=== PROBLEM TO WORK ON ===
From the entries that follow, gather each line holding the word "choose".

#### DATA SECTION ####

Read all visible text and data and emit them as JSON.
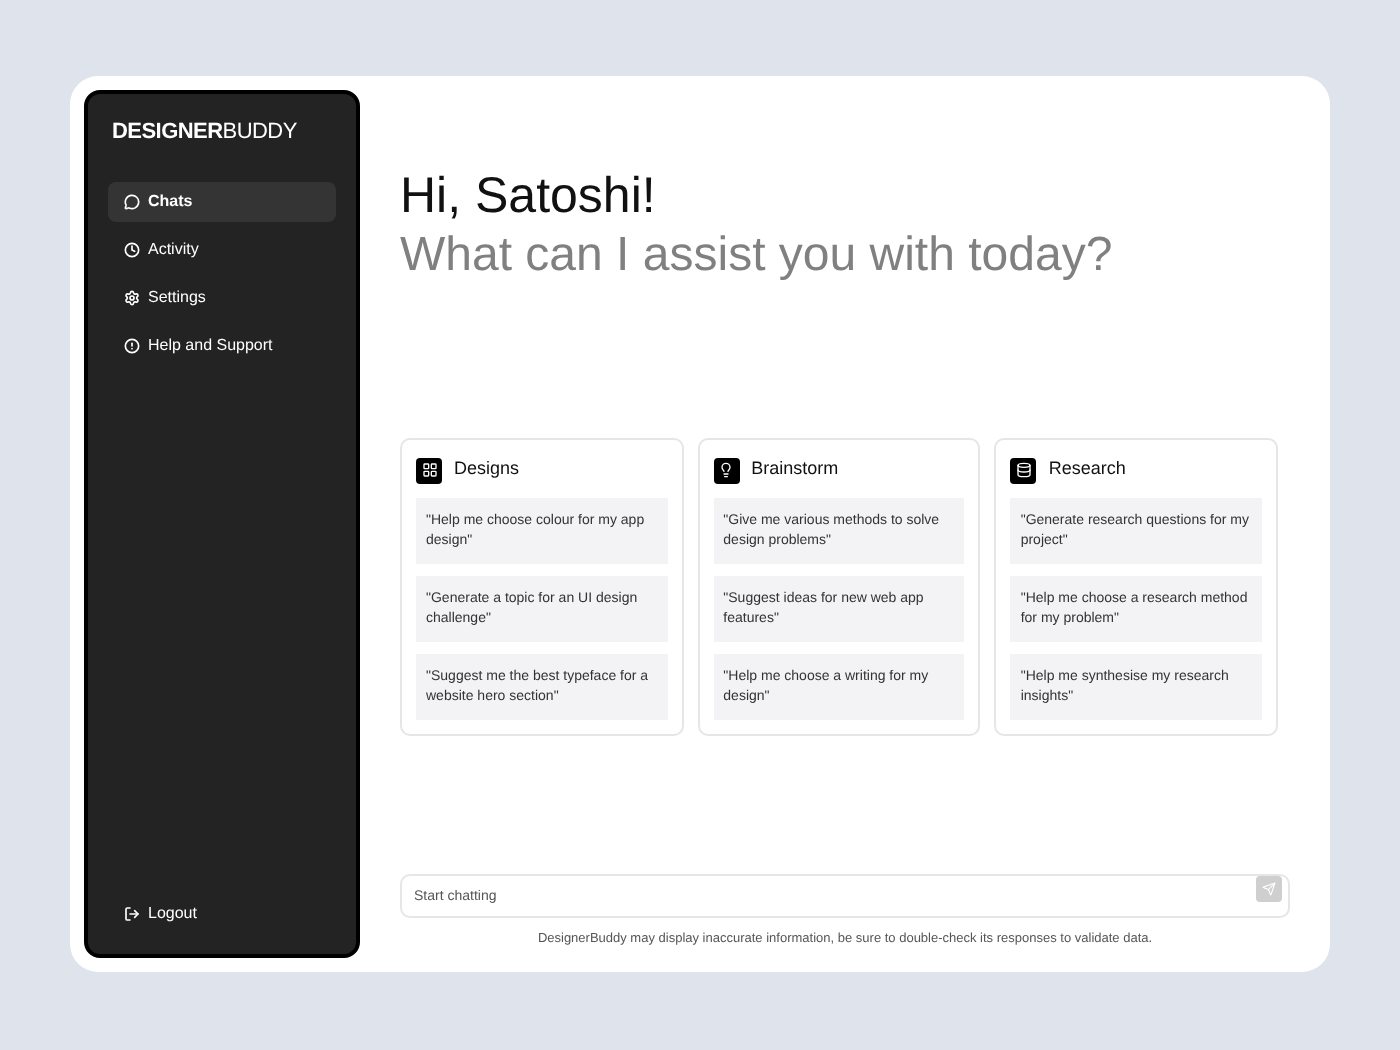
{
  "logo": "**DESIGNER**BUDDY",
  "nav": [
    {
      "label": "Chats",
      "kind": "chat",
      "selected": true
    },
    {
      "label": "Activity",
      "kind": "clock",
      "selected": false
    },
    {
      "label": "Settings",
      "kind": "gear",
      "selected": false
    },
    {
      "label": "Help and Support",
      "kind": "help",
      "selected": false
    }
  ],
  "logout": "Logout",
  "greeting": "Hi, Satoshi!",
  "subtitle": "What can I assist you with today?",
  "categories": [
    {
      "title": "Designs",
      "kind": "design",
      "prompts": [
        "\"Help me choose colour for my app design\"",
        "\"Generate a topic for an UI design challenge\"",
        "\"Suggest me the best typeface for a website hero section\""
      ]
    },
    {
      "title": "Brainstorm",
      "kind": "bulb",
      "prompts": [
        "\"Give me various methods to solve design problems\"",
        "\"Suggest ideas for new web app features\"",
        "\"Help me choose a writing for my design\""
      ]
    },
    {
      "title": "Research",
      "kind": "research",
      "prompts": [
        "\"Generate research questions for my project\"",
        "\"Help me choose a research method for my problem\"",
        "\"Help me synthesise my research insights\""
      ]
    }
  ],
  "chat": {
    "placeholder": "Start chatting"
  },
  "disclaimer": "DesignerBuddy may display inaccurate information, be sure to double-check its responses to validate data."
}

####

=== EXERCISE RESPONSE ===
        "\"Help me choose colour for my app design\"",
        "\"Help me choose a writing for my design\""
        "\"Help me choose a research method for my problem\"",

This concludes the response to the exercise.